- [What is expected] All of the entries must be reproduced exactly, with no images carried over.

** Start **

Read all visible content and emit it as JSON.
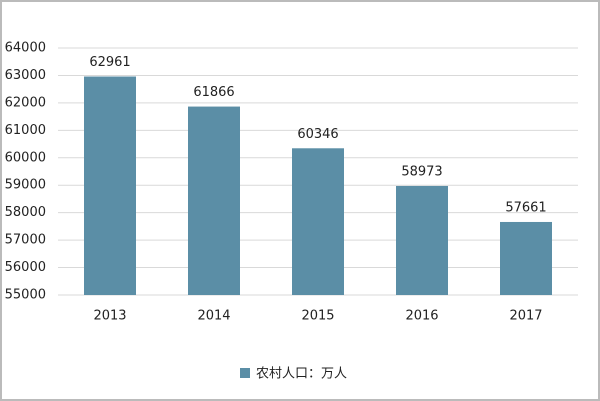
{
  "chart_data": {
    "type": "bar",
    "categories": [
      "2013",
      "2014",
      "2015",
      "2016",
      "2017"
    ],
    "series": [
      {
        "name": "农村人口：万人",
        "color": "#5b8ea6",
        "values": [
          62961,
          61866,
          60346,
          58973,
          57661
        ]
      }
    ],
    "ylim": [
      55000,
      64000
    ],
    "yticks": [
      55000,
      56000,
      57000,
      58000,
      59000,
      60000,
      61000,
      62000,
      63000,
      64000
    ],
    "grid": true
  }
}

** End **

- [Correct response]
Read all visible content and emit it as JSON.
{
  "chart_data": {
    "type": "bar",
    "categories": [
      "2013",
      "2014",
      "2015",
      "2016",
      "2017"
    ],
    "series": [
      {
        "name": "农村人口：万人",
        "color": "#5b8ea6",
        "values": [
          62961,
          61866,
          60346,
          58973,
          57661
        ]
      }
    ],
    "ylim": [
      55000,
      64000
    ],
    "yticks": [
      55000,
      56000,
      57000,
      58000,
      59000,
      60000,
      61000,
      62000,
      63000,
      64000
    ],
    "grid": true
  }
}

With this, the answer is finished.